### WORK TO BE COMPLETED
From the listing below, extract each entry exactly as written, minus the images.
-- start DATA ENTRIES --
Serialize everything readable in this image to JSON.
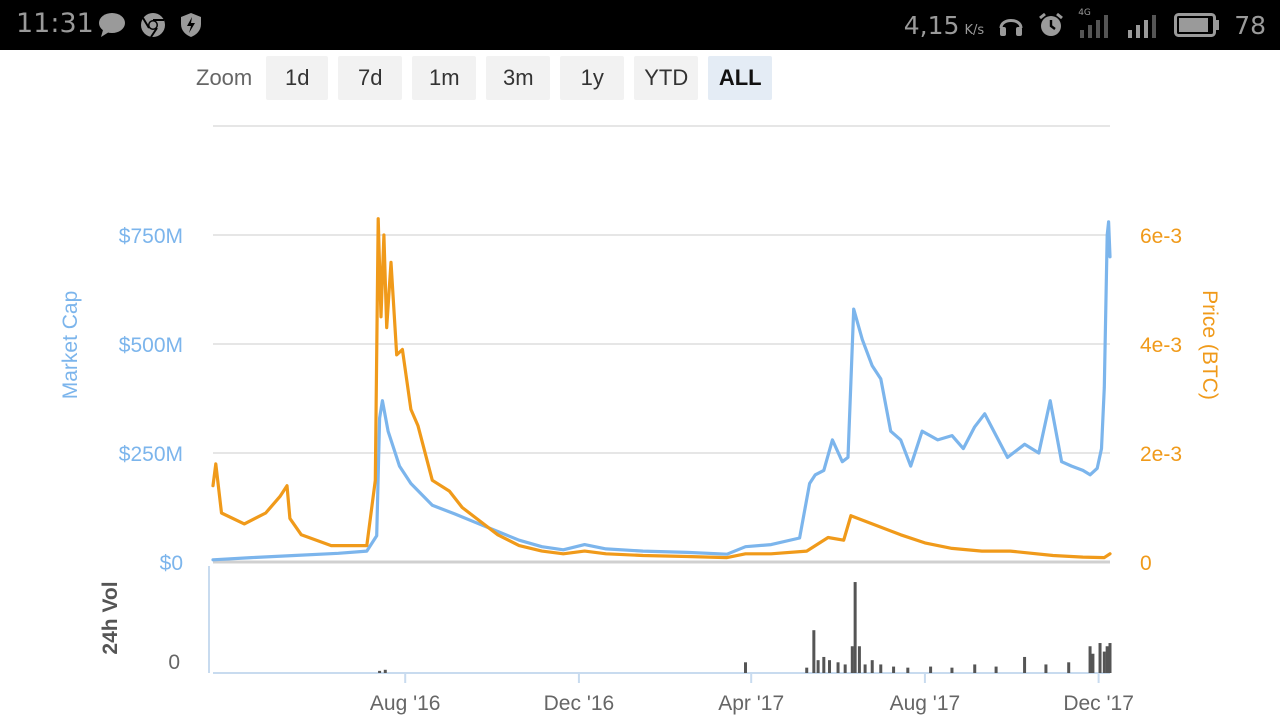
{
  "status_bar": {
    "time": "11:31",
    "left_icons": [
      "message-icon",
      "chrome-icon",
      "shield-icon"
    ],
    "network_speed": "4,15",
    "network_speed_unit": "K/s",
    "right_icons": [
      "headphones-icon",
      "alarm-icon",
      "signal-4g-icon",
      "signal-icon",
      "battery-icon"
    ],
    "network_type": "4G",
    "battery_percent": "78"
  },
  "zoom": {
    "label": "Zoom",
    "options": [
      "1d",
      "7d",
      "1m",
      "3m",
      "1y",
      "YTD",
      "ALL"
    ],
    "selected": "ALL"
  },
  "chart_data": {
    "type": "line",
    "colors": {
      "market_cap": "#7cb5ec",
      "price": "#f09a1a",
      "volume": "#555555",
      "grid": "#e6e6e6"
    },
    "left_axis": {
      "label": "Market Cap",
      "ticks": [
        {
          "value": 0,
          "label": "$0"
        },
        {
          "value": 250,
          "label": "$250M"
        },
        {
          "value": 500,
          "label": "$500M"
        },
        {
          "value": 750,
          "label": "$750M"
        }
      ],
      "range": [
        0,
        1000
      ]
    },
    "right_axis": {
      "label": "Price (BTC)",
      "ticks": [
        {
          "value": 0,
          "label": "0"
        },
        {
          "value": 0.002,
          "label": "2e-3"
        },
        {
          "value": 0.004,
          "label": "4e-3"
        },
        {
          "value": 0.006,
          "label": "6e-3"
        }
      ],
      "range": [
        0,
        0.008
      ]
    },
    "volume_axis": {
      "label": "24h Vol",
      "ticks": [
        {
          "value": 0,
          "label": "0"
        }
      ]
    },
    "x_ticks": [
      {
        "x": "2016-08-01",
        "label": "Aug '16"
      },
      {
        "x": "2016-12-01",
        "label": "Dec '16"
      },
      {
        "x": "2017-04-01",
        "label": "Apr '17"
      },
      {
        "x": "2017-08-01",
        "label": "Aug '17"
      },
      {
        "x": "2017-12-01",
        "label": "Dec '17"
      }
    ],
    "x_range": [
      "2016-03-19",
      "2017-12-09"
    ],
    "grid": true,
    "series": [
      {
        "name": "Market Cap",
        "axis": "left",
        "x": [
          "2016-03-19",
          "2016-04-15",
          "2016-05-15",
          "2016-06-15",
          "2016-07-05",
          "2016-07-12",
          "2016-07-14",
          "2016-07-16",
          "2016-07-20",
          "2016-07-24",
          "2016-07-28",
          "2016-08-05",
          "2016-08-20",
          "2016-09-05",
          "2016-09-20",
          "2016-10-05",
          "2016-10-20",
          "2016-11-05",
          "2016-11-20",
          "2016-12-05",
          "2016-12-20",
          "2017-01-15",
          "2017-02-15",
          "2017-03-15",
          "2017-03-28",
          "2017-04-15",
          "2017-05-05",
          "2017-05-12",
          "2017-05-16",
          "2017-05-22",
          "2017-05-28",
          "2017-06-04",
          "2017-06-08",
          "2017-06-12",
          "2017-06-18",
          "2017-06-25",
          "2017-07-01",
          "2017-07-08",
          "2017-07-15",
          "2017-07-22",
          "2017-07-30",
          "2017-08-10",
          "2017-08-20",
          "2017-08-28",
          "2017-09-05",
          "2017-09-12",
          "2017-09-20",
          "2017-09-28",
          "2017-10-10",
          "2017-10-20",
          "2017-10-28",
          "2017-11-05",
          "2017-11-12",
          "2017-11-20",
          "2017-11-25",
          "2017-11-30",
          "2017-12-03",
          "2017-12-05",
          "2017-12-07",
          "2017-12-08",
          "2017-12-09"
        ],
        "values": [
          5,
          10,
          15,
          20,
          25,
          60,
          330,
          370,
          300,
          260,
          220,
          180,
          130,
          110,
          90,
          70,
          50,
          35,
          28,
          40,
          30,
          25,
          22,
          18,
          35,
          40,
          55,
          180,
          200,
          210,
          280,
          230,
          240,
          580,
          510,
          450,
          420,
          300,
          280,
          220,
          300,
          280,
          290,
          260,
          310,
          340,
          290,
          240,
          270,
          250,
          370,
          230,
          220,
          210,
          200,
          215,
          260,
          400,
          750,
          780,
          700
        ]
      },
      {
        "name": "Price (BTC)",
        "axis": "right",
        "x": [
          "2016-03-19",
          "2016-03-21",
          "2016-03-25",
          "2016-04-10",
          "2016-04-25",
          "2016-05-05",
          "2016-05-10",
          "2016-05-12",
          "2016-05-20",
          "2016-06-10",
          "2016-07-05",
          "2016-07-11",
          "2016-07-13",
          "2016-07-15",
          "2016-07-17",
          "2016-07-19",
          "2016-07-22",
          "2016-07-26",
          "2016-07-30",
          "2016-08-05",
          "2016-08-10",
          "2016-08-20",
          "2016-09-01",
          "2016-09-10",
          "2016-09-20",
          "2016-10-05",
          "2016-10-20",
          "2016-11-05",
          "2016-11-20",
          "2016-12-05",
          "2016-12-20",
          "2017-01-15",
          "2017-02-15",
          "2017-03-15",
          "2017-03-28",
          "2017-04-15",
          "2017-05-10",
          "2017-05-25",
          "2017-06-05",
          "2017-06-10",
          "2017-06-25",
          "2017-07-15",
          "2017-08-01",
          "2017-08-20",
          "2017-09-10",
          "2017-09-30",
          "2017-10-30",
          "2017-11-20",
          "2017-12-05",
          "2017-12-09"
        ],
        "values": [
          0.0014,
          0.0018,
          0.0009,
          0.0007,
          0.0009,
          0.0012,
          0.0014,
          0.0008,
          0.0005,
          0.0003,
          0.0003,
          0.0015,
          0.0063,
          0.0045,
          0.006,
          0.0043,
          0.0055,
          0.0038,
          0.0039,
          0.0028,
          0.0025,
          0.0015,
          0.0013,
          0.001,
          0.0008,
          0.0005,
          0.0003,
          0.0002,
          0.00015,
          0.0002,
          0.00015,
          0.00012,
          0.0001,
          8e-05,
          0.00015,
          0.00015,
          0.0002,
          0.00045,
          0.0004,
          0.00085,
          0.0007,
          0.0005,
          0.00035,
          0.00025,
          0.0002,
          0.0002,
          0.00012,
          9e-05,
          8e-05,
          0.00015
        ]
      },
      {
        "name": "24h Vol",
        "axis": "volume",
        "type": "bar",
        "x": [
          "2016-07-14",
          "2016-07-18",
          "2017-03-28",
          "2017-05-10",
          "2017-05-15",
          "2017-05-18",
          "2017-05-22",
          "2017-05-26",
          "2017-06-01",
          "2017-06-06",
          "2017-06-11",
          "2017-06-13",
          "2017-06-16",
          "2017-06-20",
          "2017-06-25",
          "2017-07-01",
          "2017-07-10",
          "2017-07-20",
          "2017-08-05",
          "2017-08-20",
          "2017-09-05",
          "2017-09-20",
          "2017-10-10",
          "2017-10-25",
          "2017-11-10",
          "2017-11-25",
          "2017-11-27",
          "2017-12-02",
          "2017-12-05",
          "2017-12-07",
          "2017-12-09"
        ],
        "values": [
          2,
          3,
          10,
          5,
          40,
          12,
          15,
          12,
          10,
          8,
          25,
          85,
          25,
          8,
          12,
          8,
          6,
          5,
          6,
          5,
          8,
          6,
          15,
          8,
          10,
          25,
          18,
          28,
          20,
          25,
          28
        ]
      }
    ]
  }
}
-- end DATA ENTRIES --
### TASK SOLUTION
Serialize everything readable in this image to JSON.
{
  "status_bar": {
    "time": "11:31",
    "left_icons": [
      "message-icon",
      "chrome-icon",
      "shield-icon"
    ],
    "network_speed": "4,15",
    "network_speed_unit": "K/s",
    "right_icons": [
      "headphones-icon",
      "alarm-icon",
      "signal-4g-icon",
      "signal-icon",
      "battery-icon"
    ],
    "network_type": "4G",
    "battery_percent": "78"
  },
  "zoom": {
    "label": "Zoom",
    "options": [
      "1d",
      "7d",
      "1m",
      "3m",
      "1y",
      "YTD",
      "ALL"
    ],
    "selected": "ALL"
  },
  "chart_data": {
    "type": "line",
    "colors": {
      "market_cap": "#7cb5ec",
      "price": "#f09a1a",
      "volume": "#555555",
      "grid": "#e6e6e6"
    },
    "left_axis": {
      "label": "Market Cap",
      "ticks": [
        {
          "value": 0,
          "label": "$0"
        },
        {
          "value": 250,
          "label": "$250M"
        },
        {
          "value": 500,
          "label": "$500M"
        },
        {
          "value": 750,
          "label": "$750M"
        }
      ],
      "range": [
        0,
        1000
      ]
    },
    "right_axis": {
      "label": "Price (BTC)",
      "ticks": [
        {
          "value": 0,
          "label": "0"
        },
        {
          "value": 0.002,
          "label": "2e-3"
        },
        {
          "value": 0.004,
          "label": "4e-3"
        },
        {
          "value": 0.006,
          "label": "6e-3"
        }
      ],
      "range": [
        0,
        0.008
      ]
    },
    "volume_axis": {
      "label": "24h Vol",
      "ticks": [
        {
          "value": 0,
          "label": "0"
        }
      ]
    },
    "x_ticks": [
      {
        "x": "2016-08-01",
        "label": "Aug '16"
      },
      {
        "x": "2016-12-01",
        "label": "Dec '16"
      },
      {
        "x": "2017-04-01",
        "label": "Apr '17"
      },
      {
        "x": "2017-08-01",
        "label": "Aug '17"
      },
      {
        "x": "2017-12-01",
        "label": "Dec '17"
      }
    ],
    "x_range": [
      "2016-03-19",
      "2017-12-09"
    ],
    "grid": true,
    "series": [
      {
        "name": "Market Cap",
        "axis": "left",
        "x": [
          "2016-03-19",
          "2016-04-15",
          "2016-05-15",
          "2016-06-15",
          "2016-07-05",
          "2016-07-12",
          "2016-07-14",
          "2016-07-16",
          "2016-07-20",
          "2016-07-24",
          "2016-07-28",
          "2016-08-05",
          "2016-08-20",
          "2016-09-05",
          "2016-09-20",
          "2016-10-05",
          "2016-10-20",
          "2016-11-05",
          "2016-11-20",
          "2016-12-05",
          "2016-12-20",
          "2017-01-15",
          "2017-02-15",
          "2017-03-15",
          "2017-03-28",
          "2017-04-15",
          "2017-05-05",
          "2017-05-12",
          "2017-05-16",
          "2017-05-22",
          "2017-05-28",
          "2017-06-04",
          "2017-06-08",
          "2017-06-12",
          "2017-06-18",
          "2017-06-25",
          "2017-07-01",
          "2017-07-08",
          "2017-07-15",
          "2017-07-22",
          "2017-07-30",
          "2017-08-10",
          "2017-08-20",
          "2017-08-28",
          "2017-09-05",
          "2017-09-12",
          "2017-09-20",
          "2017-09-28",
          "2017-10-10",
          "2017-10-20",
          "2017-10-28",
          "2017-11-05",
          "2017-11-12",
          "2017-11-20",
          "2017-11-25",
          "2017-11-30",
          "2017-12-03",
          "2017-12-05",
          "2017-12-07",
          "2017-12-08",
          "2017-12-09"
        ],
        "values": [
          5,
          10,
          15,
          20,
          25,
          60,
          330,
          370,
          300,
          260,
          220,
          180,
          130,
          110,
          90,
          70,
          50,
          35,
          28,
          40,
          30,
          25,
          22,
          18,
          35,
          40,
          55,
          180,
          200,
          210,
          280,
          230,
          240,
          580,
          510,
          450,
          420,
          300,
          280,
          220,
          300,
          280,
          290,
          260,
          310,
          340,
          290,
          240,
          270,
          250,
          370,
          230,
          220,
          210,
          200,
          215,
          260,
          400,
          750,
          780,
          700
        ]
      },
      {
        "name": "Price (BTC)",
        "axis": "right",
        "x": [
          "2016-03-19",
          "2016-03-21",
          "2016-03-25",
          "2016-04-10",
          "2016-04-25",
          "2016-05-05",
          "2016-05-10",
          "2016-05-12",
          "2016-05-20",
          "2016-06-10",
          "2016-07-05",
          "2016-07-11",
          "2016-07-13",
          "2016-07-15",
          "2016-07-17",
          "2016-07-19",
          "2016-07-22",
          "2016-07-26",
          "2016-07-30",
          "2016-08-05",
          "2016-08-10",
          "2016-08-20",
          "2016-09-01",
          "2016-09-10",
          "2016-09-20",
          "2016-10-05",
          "2016-10-20",
          "2016-11-05",
          "2016-11-20",
          "2016-12-05",
          "2016-12-20",
          "2017-01-15",
          "2017-02-15",
          "2017-03-15",
          "2017-03-28",
          "2017-04-15",
          "2017-05-10",
          "2017-05-25",
          "2017-06-05",
          "2017-06-10",
          "2017-06-25",
          "2017-07-15",
          "2017-08-01",
          "2017-08-20",
          "2017-09-10",
          "2017-09-30",
          "2017-10-30",
          "2017-11-20",
          "2017-12-05",
          "2017-12-09"
        ],
        "values": [
          0.0014,
          0.0018,
          0.0009,
          0.0007,
          0.0009,
          0.0012,
          0.0014,
          0.0008,
          0.0005,
          0.0003,
          0.0003,
          0.0015,
          0.0063,
          0.0045,
          0.006,
          0.0043,
          0.0055,
          0.0038,
          0.0039,
          0.0028,
          0.0025,
          0.0015,
          0.0013,
          0.001,
          0.0008,
          0.0005,
          0.0003,
          0.0002,
          0.00015,
          0.0002,
          0.00015,
          0.00012,
          0.0001,
          8e-05,
          0.00015,
          0.00015,
          0.0002,
          0.00045,
          0.0004,
          0.00085,
          0.0007,
          0.0005,
          0.00035,
          0.00025,
          0.0002,
          0.0002,
          0.00012,
          9e-05,
          8e-05,
          0.00015
        ]
      },
      {
        "name": "24h Vol",
        "axis": "volume",
        "type": "bar",
        "x": [
          "2016-07-14",
          "2016-07-18",
          "2017-03-28",
          "2017-05-10",
          "2017-05-15",
          "2017-05-18",
          "2017-05-22",
          "2017-05-26",
          "2017-06-01",
          "2017-06-06",
          "2017-06-11",
          "2017-06-13",
          "2017-06-16",
          "2017-06-20",
          "2017-06-25",
          "2017-07-01",
          "2017-07-10",
          "2017-07-20",
          "2017-08-05",
          "2017-08-20",
          "2017-09-05",
          "2017-09-20",
          "2017-10-10",
          "2017-10-25",
          "2017-11-10",
          "2017-11-25",
          "2017-11-27",
          "2017-12-02",
          "2017-12-05",
          "2017-12-07",
          "2017-12-09"
        ],
        "values": [
          2,
          3,
          10,
          5,
          40,
          12,
          15,
          12,
          10,
          8,
          25,
          85,
          25,
          8,
          12,
          8,
          6,
          5,
          6,
          5,
          8,
          6,
          15,
          8,
          10,
          25,
          18,
          28,
          20,
          25,
          28
        ]
      }
    ]
  }
}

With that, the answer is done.